→ **Work to do**:
Rewrite the items from the very first line through the line holding "x-tick-label: 0 — [76, 464, 85, 481]", inclusive, replacing "point" with "marker" and leaving everything else untouched.

→ **Data listing**:
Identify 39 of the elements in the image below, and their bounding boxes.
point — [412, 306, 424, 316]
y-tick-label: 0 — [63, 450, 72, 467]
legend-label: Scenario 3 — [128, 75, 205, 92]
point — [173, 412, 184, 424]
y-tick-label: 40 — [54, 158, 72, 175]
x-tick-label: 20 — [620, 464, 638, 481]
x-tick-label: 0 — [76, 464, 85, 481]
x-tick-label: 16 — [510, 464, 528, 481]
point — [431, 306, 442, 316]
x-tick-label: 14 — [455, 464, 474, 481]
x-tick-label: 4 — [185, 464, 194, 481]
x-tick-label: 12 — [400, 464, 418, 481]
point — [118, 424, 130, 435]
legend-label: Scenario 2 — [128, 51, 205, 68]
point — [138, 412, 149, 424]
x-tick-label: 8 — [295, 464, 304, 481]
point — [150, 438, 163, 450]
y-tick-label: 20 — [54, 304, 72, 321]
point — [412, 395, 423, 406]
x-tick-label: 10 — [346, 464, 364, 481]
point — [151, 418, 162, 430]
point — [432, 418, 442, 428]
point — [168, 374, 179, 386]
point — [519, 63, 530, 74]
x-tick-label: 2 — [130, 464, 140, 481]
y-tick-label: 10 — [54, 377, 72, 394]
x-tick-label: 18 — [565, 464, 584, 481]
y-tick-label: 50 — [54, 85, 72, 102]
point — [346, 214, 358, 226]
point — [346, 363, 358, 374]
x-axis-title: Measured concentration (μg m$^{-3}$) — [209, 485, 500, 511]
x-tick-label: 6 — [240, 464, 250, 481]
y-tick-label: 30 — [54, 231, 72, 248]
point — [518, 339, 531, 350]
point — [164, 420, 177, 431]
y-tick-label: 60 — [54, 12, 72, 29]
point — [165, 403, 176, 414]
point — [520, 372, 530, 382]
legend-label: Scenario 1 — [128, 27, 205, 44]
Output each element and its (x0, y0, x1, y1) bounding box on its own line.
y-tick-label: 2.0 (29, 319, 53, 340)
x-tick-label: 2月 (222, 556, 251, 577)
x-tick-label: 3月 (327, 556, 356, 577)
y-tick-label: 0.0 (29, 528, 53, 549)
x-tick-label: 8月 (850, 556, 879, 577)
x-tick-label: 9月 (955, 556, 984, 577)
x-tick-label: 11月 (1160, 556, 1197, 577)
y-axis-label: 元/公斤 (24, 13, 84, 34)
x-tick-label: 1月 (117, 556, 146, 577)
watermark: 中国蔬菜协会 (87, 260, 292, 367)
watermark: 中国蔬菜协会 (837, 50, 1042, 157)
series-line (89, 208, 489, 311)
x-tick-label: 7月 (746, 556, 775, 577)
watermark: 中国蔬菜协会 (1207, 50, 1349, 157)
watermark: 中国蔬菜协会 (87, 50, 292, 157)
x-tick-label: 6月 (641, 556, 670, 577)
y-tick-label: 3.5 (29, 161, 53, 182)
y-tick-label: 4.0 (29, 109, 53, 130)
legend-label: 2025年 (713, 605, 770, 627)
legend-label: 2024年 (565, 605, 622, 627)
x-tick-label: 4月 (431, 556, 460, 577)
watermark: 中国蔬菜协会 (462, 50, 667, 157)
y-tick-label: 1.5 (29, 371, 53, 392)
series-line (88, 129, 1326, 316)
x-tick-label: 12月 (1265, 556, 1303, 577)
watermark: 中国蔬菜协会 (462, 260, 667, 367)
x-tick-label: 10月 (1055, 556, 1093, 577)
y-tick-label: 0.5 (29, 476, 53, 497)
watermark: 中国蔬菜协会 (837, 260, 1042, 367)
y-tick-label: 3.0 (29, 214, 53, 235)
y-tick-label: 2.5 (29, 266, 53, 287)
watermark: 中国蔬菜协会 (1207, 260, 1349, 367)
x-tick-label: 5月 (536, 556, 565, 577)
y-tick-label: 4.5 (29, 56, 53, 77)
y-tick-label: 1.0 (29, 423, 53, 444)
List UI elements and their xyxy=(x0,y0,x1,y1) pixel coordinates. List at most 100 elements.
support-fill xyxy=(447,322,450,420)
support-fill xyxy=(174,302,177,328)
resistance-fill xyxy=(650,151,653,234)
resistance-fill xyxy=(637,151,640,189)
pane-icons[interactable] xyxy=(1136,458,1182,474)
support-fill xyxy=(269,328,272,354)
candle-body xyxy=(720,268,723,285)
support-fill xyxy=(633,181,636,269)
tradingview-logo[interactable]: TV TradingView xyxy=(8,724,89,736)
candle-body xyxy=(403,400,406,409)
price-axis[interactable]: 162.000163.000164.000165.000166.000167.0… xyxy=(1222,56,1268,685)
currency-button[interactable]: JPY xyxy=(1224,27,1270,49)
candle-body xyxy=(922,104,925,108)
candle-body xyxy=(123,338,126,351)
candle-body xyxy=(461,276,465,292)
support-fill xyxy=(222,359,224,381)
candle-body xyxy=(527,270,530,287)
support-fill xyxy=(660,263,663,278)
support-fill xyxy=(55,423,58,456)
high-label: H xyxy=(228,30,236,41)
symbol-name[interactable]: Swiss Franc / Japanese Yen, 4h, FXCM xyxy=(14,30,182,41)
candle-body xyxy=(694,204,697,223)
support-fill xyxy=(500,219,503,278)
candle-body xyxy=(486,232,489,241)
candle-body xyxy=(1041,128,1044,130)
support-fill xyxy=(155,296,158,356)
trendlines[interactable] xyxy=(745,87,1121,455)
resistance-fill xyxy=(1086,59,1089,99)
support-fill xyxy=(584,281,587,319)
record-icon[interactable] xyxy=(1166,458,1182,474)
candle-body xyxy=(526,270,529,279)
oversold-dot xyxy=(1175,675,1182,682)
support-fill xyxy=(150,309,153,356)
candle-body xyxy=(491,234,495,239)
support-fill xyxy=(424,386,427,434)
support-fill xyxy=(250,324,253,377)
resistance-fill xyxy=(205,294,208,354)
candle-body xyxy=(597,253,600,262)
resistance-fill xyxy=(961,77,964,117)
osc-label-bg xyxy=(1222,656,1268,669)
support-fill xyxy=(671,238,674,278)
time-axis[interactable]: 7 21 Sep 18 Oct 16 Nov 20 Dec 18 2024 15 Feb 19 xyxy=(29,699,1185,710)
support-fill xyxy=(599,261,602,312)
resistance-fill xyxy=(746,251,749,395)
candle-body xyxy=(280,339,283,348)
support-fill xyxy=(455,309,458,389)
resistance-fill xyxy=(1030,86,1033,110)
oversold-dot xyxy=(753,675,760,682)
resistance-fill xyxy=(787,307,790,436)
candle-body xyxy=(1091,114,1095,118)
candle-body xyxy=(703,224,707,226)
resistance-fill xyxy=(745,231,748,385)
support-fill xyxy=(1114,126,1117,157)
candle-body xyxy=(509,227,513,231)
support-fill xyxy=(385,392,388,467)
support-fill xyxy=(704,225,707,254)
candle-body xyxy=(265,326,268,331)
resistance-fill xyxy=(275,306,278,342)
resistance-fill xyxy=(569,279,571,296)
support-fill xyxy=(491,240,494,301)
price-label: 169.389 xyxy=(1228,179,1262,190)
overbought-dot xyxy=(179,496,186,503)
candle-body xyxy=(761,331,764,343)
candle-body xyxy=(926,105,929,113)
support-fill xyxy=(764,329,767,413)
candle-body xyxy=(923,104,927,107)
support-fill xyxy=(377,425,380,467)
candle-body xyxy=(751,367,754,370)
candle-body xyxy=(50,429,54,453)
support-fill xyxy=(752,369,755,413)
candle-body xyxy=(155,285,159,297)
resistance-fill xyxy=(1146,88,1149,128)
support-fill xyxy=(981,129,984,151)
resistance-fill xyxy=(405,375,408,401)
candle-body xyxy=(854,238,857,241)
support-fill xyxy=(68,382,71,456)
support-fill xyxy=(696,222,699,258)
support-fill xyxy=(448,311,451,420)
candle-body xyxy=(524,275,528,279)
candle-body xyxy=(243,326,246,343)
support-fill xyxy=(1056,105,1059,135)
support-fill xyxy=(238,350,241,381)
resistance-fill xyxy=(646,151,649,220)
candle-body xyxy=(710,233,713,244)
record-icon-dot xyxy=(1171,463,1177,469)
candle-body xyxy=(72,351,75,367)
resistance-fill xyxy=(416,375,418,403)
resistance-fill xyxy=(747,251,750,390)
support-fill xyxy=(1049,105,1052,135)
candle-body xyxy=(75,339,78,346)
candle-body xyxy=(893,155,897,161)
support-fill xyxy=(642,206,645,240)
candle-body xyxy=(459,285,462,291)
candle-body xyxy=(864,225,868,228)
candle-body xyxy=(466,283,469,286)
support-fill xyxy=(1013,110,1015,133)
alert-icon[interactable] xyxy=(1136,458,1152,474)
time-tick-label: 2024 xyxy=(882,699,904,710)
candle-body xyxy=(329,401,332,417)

→ **Worked solution**:
Identify 39 of the elements in the image below, and their bounding boxes.
marker — [412, 306, 424, 316]
y-tick-label: 0 — [63, 450, 72, 467]
legend-label: Scenario 3 — [128, 75, 205, 92]
marker — [173, 412, 184, 424]
y-tick-label: 40 — [54, 158, 72, 175]
x-tick-label: 20 — [620, 464, 638, 481]
x-tick-label: 0 — [76, 464, 85, 481]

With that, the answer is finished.